[Dataset records start]

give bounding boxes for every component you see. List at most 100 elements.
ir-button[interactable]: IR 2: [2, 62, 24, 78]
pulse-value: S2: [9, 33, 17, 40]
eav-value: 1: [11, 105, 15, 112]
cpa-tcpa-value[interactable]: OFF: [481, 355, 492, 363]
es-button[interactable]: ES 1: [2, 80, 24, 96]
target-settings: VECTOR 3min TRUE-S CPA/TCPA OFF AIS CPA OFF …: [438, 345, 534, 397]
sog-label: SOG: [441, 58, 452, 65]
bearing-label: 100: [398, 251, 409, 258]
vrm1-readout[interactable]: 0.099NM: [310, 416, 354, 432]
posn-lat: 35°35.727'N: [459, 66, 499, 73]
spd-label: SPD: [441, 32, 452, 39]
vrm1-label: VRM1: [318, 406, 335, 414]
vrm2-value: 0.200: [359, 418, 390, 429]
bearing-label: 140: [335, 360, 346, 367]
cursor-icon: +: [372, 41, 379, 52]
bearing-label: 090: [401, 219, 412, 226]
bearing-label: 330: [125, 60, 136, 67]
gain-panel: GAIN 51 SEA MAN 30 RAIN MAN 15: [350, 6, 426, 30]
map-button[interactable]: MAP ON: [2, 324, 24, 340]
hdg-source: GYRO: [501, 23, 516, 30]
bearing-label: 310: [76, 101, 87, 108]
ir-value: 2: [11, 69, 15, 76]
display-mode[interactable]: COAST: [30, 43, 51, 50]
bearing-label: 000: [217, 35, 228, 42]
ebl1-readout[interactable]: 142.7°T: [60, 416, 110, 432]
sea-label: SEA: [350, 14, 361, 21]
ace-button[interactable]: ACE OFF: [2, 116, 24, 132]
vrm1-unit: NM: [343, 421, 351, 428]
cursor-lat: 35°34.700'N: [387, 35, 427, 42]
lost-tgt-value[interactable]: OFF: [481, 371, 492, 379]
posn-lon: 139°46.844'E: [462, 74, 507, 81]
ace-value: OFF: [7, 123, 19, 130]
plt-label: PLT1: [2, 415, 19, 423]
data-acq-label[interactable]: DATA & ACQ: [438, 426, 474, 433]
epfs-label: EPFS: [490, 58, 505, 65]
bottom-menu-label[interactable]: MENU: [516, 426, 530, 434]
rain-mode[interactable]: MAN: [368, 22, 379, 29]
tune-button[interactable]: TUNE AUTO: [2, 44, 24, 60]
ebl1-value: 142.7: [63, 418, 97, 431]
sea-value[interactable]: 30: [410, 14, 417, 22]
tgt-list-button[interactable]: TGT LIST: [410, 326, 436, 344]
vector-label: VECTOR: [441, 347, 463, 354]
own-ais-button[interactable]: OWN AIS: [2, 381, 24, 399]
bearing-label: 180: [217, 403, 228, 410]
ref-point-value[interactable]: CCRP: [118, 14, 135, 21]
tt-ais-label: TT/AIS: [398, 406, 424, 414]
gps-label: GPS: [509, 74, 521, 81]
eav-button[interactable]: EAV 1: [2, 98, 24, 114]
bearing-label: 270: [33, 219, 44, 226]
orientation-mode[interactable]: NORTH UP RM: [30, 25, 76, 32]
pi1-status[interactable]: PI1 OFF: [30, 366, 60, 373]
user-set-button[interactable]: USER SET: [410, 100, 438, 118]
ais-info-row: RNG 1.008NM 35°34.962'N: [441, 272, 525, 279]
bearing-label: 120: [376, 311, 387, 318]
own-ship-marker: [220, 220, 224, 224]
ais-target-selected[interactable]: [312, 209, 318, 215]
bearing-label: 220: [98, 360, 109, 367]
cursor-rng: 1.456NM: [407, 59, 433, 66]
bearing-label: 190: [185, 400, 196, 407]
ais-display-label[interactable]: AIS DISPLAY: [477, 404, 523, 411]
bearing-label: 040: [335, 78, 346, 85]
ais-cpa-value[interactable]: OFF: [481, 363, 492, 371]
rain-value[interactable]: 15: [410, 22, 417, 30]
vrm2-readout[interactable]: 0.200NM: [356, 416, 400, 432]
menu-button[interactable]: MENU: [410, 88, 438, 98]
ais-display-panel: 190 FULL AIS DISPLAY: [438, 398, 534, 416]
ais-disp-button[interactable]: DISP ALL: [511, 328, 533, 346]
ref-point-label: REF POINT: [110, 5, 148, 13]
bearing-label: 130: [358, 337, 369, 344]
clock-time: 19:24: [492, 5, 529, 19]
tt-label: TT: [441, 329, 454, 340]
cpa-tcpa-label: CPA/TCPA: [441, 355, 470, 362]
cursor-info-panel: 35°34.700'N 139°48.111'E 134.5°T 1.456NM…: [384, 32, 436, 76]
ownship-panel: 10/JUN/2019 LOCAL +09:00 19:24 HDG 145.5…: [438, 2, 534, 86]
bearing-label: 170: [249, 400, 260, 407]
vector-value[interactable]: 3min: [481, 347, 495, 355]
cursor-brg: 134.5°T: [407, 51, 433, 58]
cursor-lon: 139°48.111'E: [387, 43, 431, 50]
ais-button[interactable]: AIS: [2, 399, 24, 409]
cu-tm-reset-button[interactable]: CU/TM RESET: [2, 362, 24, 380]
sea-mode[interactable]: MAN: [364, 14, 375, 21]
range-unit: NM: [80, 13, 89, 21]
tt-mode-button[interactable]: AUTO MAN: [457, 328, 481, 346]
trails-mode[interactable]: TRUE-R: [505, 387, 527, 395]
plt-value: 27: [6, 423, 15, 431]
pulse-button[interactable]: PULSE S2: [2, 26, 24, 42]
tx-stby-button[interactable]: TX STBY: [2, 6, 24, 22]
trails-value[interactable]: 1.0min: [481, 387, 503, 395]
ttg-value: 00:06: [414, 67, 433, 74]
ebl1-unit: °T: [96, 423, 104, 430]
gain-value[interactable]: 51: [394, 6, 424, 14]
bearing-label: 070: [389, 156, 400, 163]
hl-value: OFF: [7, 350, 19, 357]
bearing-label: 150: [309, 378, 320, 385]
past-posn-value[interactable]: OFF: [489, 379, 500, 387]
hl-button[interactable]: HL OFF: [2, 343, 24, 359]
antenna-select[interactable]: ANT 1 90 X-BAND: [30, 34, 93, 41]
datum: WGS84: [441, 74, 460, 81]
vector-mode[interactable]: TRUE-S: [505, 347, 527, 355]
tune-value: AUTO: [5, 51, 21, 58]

[Dataset records end]

→ **Aim**
Reproduce every line of the entries above, changing nothing.

→ **Answer to this task**
give bounding boxes for every component you see. List at most 100 elements.
ir-button[interactable]: IR 2: [2, 62, 24, 78]
pulse-value: S2: [9, 33, 17, 40]
eav-value: 1: [11, 105, 15, 112]
cpa-tcpa-value[interactable]: OFF: [481, 355, 492, 363]
es-button[interactable]: ES 1: [2, 80, 24, 96]
target-settings: VECTOR 3min TRUE-S CPA/TCPA OFF AIS CPA OFF …: [438, 345, 534, 397]
sog-label: SOG: [441, 58, 452, 65]
bearing-label: 100: [398, 251, 409, 258]
vrm1-readout[interactable]: 0.099NM: [310, 416, 354, 432]
posn-lat: 35°35.727'N: [459, 66, 499, 73]
spd-label: SPD: [441, 32, 452, 39]
vrm1-label: VRM1: [318, 406, 335, 414]
vrm2-value: 0.200: [359, 418, 390, 429]
bearing-label: 140: [335, 360, 346, 367]
cursor-icon: +: [372, 41, 379, 52]
bearing-label: 090: [401, 219, 412, 226]
bearing-label: 330: [125, 60, 136, 67]
gain-panel: GAIN 51 SEA MAN 30 RAIN MAN 15: [350, 6, 426, 30]
map-button[interactable]: MAP ON: [2, 324, 24, 340]
hdg-source: GYRO: [501, 23, 516, 30]
bearing-label: 310: [76, 101, 87, 108]
ir-value: 2: [11, 69, 15, 76]
display-mode[interactable]: COAST: [30, 43, 51, 50]
bearing-label: 000: [217, 35, 228, 42]
ebl1-readout[interactable]: 142.7°T: [60, 416, 110, 432]
sea-label: SEA: [350, 14, 361, 21]
ace-button[interactable]: ACE OFF: [2, 116, 24, 132]
vrm1-unit: NM: [343, 421, 351, 428]
cursor-lat: 35°34.700'N: [387, 35, 427, 42]
lost-tgt-value[interactable]: OFF: [481, 371, 492, 379]
posn-lon: 139°46.844'E: [462, 74, 507, 81]
ace-value: OFF: [7, 123, 19, 130]
plt-label: PLT1: [2, 415, 19, 423]
data-acq-label[interactable]: DATA & ACQ: [438, 426, 474, 433]
epfs-label: EPFS: [490, 58, 505, 65]
bottom-menu-label[interactable]: MENU: [516, 426, 530, 434]
rain-mode[interactable]: MAN: [368, 22, 379, 29]
tune-button[interactable]: TUNE AUTO: [2, 44, 24, 60]
ebl1-value: 142.7: [63, 418, 97, 431]
sea-value[interactable]: 30: [410, 14, 417, 22]
tgt-list-button[interactable]: TGT LIST: [410, 326, 436, 344]
vector-label: VECTOR: [441, 347, 463, 354]
own-ais-button[interactable]: OWN AIS: [2, 381, 24, 399]
bearing-label: 180: [217, 403, 228, 410]
ref-point-value[interactable]: CCRP: [118, 14, 135, 21]
tt-ais-label: TT/AIS: [398, 406, 424, 414]
gps-label: GPS: [509, 74, 521, 81]
eav-button[interactable]: EAV 1: [2, 98, 24, 114]
bearing-label: 270: [33, 219, 44, 226]
orientation-mode[interactable]: NORTH UP RM: [30, 25, 76, 32]
pi1-status[interactable]: PI1 OFF: [30, 366, 60, 373]
user-set-button[interactable]: USER SET: [410, 100, 438, 118]
ais-info-row: RNG 1.008NM 35°34.962'N: [441, 272, 525, 279]
bearing-label: 120: [376, 311, 387, 318]
own-ship-marker: [220, 220, 224, 224]
ais-target-selected[interactable]: [312, 209, 318, 215]
bearing-label: 220: [98, 360, 109, 367]
cursor-rng: 1.456NM: [407, 59, 433, 66]
bearing-label: 190: [185, 400, 196, 407]
ais-display-label[interactable]: AIS DISPLAY: [477, 404, 523, 411]
bearing-label: 040: [335, 78, 346, 85]
ais-cpa-value[interactable]: OFF: [481, 363, 492, 371]
rain-value[interactable]: 15: [410, 22, 417, 30]
vrm2-readout[interactable]: 0.200NM: [356, 416, 400, 432]
menu-button[interactable]: MENU: [410, 88, 438, 98]
ais-display-panel: 190 FULL AIS DISPLAY: [438, 398, 534, 416]
ais-disp-button[interactable]: DISP ALL: [511, 328, 533, 346]
ref-point-label: REF POINT: [110, 5, 148, 13]
bearing-label: 130: [358, 337, 369, 344]
clock-time: 19:24: [492, 5, 529, 19]
tt-label: TT: [441, 329, 454, 340]
cpa-tcpa-label: CPA/TCPA: [441, 355, 470, 362]
cursor-info-panel: 35°34.700'N 139°48.111'E 134.5°T 1.456NM…: [384, 32, 436, 76]
ownship-panel: 10/JUN/2019 LOCAL +09:00 19:24 HDG 145.5…: [438, 2, 534, 86]
bearing-label: 170: [249, 400, 260, 407]
vector-value[interactable]: 3min: [481, 347, 495, 355]
cursor-brg: 134.5°T: [407, 51, 433, 58]
cursor-lon: 139°48.111'E: [387, 43, 431, 50]
ais-button[interactable]: AIS: [2, 399, 24, 409]
cu-tm-reset-button[interactable]: CU/TM RESET: [2, 362, 24, 380]
sea-mode[interactable]: MAN: [364, 14, 375, 21]
range-unit: NM: [80, 13, 89, 21]
tt-mode-button[interactable]: AUTO MAN: [457, 328, 481, 346]
trails-mode[interactable]: TRUE-R: [505, 387, 527, 395]
plt-value: 27: [6, 423, 15, 431]
pulse-button[interactable]: PULSE S2: [2, 26, 24, 42]
tx-stby-button[interactable]: TX STBY: [2, 6, 24, 22]
trails-value[interactable]: 1.0min: [481, 387, 503, 395]
ttg-value: 00:06: [414, 67, 433, 74]
ebl1-unit: °T: [96, 423, 104, 430]
gain-value[interactable]: 51: [394, 6, 424, 14]
bearing-label: 070: [389, 156, 400, 163]
hl-value: OFF: [7, 350, 19, 357]
bearing-label: 150: [309, 378, 320, 385]
past-posn-value[interactable]: OFF: [489, 379, 500, 387]
hl-button[interactable]: HL OFF: [2, 343, 24, 359]
antenna-select[interactable]: ANT 1 90 X-BAND: [30, 34, 93, 41]
datum: WGS84: [441, 74, 460, 81]
vector-mode[interactable]: TRUE-S: [505, 347, 527, 355]
tune-value: AUTO: [5, 51, 21, 58]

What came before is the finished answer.